Dataset listings of figures:
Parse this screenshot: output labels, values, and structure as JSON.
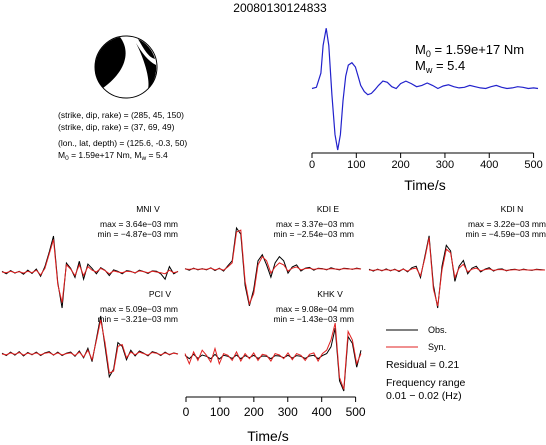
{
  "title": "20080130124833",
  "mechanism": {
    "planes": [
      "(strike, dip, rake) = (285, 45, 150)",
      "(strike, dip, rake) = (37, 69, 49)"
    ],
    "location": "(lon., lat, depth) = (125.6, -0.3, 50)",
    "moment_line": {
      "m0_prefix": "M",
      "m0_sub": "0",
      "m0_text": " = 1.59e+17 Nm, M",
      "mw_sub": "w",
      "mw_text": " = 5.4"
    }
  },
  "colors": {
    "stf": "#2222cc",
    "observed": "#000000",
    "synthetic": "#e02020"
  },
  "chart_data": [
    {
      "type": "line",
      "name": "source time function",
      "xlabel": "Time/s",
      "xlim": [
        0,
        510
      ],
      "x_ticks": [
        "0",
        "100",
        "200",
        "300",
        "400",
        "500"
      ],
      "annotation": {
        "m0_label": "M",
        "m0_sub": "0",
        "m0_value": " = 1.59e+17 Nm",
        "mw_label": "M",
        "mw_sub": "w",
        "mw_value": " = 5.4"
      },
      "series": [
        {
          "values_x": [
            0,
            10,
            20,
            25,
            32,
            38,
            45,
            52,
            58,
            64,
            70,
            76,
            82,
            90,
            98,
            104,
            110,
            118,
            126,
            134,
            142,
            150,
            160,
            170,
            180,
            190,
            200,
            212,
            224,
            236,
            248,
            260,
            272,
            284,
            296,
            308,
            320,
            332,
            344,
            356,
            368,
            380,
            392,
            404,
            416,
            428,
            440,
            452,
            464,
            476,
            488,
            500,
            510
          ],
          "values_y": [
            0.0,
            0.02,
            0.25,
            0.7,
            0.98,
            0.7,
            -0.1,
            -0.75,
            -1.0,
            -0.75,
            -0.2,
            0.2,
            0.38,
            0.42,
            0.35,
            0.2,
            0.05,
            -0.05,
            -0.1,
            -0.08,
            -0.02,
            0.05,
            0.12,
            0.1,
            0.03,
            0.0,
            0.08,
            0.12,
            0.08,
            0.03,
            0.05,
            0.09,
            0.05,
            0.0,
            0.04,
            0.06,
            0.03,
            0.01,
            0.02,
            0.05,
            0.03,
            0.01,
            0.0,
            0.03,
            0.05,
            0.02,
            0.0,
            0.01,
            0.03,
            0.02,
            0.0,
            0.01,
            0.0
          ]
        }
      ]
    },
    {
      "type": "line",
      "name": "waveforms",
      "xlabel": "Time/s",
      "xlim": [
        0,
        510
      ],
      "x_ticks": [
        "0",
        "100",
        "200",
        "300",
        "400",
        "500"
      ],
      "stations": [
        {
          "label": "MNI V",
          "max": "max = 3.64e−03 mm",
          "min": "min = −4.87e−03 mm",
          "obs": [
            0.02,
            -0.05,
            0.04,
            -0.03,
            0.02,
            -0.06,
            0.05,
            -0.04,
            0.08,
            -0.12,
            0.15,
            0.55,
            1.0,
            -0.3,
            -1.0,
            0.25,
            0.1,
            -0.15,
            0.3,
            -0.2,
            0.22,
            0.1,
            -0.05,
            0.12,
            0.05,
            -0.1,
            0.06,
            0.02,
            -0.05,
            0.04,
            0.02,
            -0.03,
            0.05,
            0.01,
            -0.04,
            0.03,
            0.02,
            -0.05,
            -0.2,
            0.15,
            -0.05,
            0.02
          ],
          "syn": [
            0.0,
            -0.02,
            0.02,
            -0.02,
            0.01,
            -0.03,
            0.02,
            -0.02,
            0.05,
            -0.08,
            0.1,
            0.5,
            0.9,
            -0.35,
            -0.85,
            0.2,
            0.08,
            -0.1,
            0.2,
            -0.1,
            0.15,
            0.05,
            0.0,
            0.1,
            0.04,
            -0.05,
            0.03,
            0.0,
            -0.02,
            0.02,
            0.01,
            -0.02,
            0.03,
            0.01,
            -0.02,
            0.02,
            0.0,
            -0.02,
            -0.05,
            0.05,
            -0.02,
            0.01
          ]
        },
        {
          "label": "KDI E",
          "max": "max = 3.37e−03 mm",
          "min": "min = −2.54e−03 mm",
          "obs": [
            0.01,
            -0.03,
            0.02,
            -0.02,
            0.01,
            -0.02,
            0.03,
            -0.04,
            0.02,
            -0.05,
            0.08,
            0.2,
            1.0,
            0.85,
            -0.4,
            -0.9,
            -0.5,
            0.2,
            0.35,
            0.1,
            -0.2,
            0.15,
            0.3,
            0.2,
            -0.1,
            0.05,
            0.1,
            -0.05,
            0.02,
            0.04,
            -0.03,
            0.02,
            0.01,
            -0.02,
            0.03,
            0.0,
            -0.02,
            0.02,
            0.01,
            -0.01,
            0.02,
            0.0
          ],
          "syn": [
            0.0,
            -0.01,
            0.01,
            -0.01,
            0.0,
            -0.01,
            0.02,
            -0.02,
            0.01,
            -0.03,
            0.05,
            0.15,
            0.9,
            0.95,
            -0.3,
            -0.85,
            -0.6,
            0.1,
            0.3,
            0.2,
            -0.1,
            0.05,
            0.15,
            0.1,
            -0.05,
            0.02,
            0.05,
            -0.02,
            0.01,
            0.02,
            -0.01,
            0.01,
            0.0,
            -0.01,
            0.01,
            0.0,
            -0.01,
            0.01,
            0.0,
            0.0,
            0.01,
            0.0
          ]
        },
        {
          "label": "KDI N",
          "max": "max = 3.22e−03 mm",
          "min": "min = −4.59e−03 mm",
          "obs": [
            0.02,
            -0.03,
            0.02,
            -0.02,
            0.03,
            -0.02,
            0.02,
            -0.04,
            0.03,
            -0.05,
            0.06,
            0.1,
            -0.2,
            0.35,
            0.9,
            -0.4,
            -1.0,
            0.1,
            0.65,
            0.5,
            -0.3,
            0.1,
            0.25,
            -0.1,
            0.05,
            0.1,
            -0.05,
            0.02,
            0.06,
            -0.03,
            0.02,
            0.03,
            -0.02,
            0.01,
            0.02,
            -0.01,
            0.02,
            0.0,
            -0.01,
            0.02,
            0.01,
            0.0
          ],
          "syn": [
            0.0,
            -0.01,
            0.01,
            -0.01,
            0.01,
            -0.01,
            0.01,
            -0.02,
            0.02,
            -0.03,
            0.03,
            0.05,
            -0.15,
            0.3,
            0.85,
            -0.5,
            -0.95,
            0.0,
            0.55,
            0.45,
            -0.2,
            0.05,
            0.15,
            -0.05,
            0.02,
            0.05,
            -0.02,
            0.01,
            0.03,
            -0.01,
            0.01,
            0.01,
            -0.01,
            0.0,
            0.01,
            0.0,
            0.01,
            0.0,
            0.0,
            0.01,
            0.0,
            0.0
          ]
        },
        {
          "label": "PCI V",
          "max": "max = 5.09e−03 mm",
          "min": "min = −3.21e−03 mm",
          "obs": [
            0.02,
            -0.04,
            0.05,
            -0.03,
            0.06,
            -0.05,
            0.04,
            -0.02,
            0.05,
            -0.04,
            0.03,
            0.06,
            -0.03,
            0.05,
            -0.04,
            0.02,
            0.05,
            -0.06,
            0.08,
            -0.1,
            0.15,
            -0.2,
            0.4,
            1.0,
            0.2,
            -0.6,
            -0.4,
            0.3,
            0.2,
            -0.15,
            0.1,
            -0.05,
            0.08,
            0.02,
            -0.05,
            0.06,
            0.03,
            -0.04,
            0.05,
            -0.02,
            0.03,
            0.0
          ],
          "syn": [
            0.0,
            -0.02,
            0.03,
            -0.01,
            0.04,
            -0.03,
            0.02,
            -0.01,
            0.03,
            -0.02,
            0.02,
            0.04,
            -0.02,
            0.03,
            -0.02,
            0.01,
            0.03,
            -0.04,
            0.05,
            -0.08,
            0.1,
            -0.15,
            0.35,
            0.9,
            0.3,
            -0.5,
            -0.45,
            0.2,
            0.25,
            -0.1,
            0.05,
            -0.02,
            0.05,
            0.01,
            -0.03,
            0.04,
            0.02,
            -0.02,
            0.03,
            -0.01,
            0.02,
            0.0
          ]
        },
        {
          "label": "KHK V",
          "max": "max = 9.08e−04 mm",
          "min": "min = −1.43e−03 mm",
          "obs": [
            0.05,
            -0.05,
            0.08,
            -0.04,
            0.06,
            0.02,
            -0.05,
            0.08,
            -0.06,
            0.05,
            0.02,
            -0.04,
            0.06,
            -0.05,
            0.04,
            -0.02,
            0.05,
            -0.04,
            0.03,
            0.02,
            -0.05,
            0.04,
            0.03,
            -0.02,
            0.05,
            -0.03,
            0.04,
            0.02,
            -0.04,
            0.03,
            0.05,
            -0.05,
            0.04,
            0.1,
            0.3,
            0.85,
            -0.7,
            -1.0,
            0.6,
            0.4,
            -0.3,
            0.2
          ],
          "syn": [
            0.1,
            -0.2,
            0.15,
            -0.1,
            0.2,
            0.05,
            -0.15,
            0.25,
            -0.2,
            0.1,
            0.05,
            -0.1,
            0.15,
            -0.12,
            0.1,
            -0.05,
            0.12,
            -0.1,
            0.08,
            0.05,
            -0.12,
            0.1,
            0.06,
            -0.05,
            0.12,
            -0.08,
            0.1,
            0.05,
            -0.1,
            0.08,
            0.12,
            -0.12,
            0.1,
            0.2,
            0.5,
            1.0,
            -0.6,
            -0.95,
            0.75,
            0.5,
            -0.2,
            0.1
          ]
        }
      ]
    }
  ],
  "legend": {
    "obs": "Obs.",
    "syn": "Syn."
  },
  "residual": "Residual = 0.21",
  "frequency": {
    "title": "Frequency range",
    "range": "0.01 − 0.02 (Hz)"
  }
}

[Exercise task] Find how many lines in the material hold the word "strike" and state that number alone.

[The solution] 2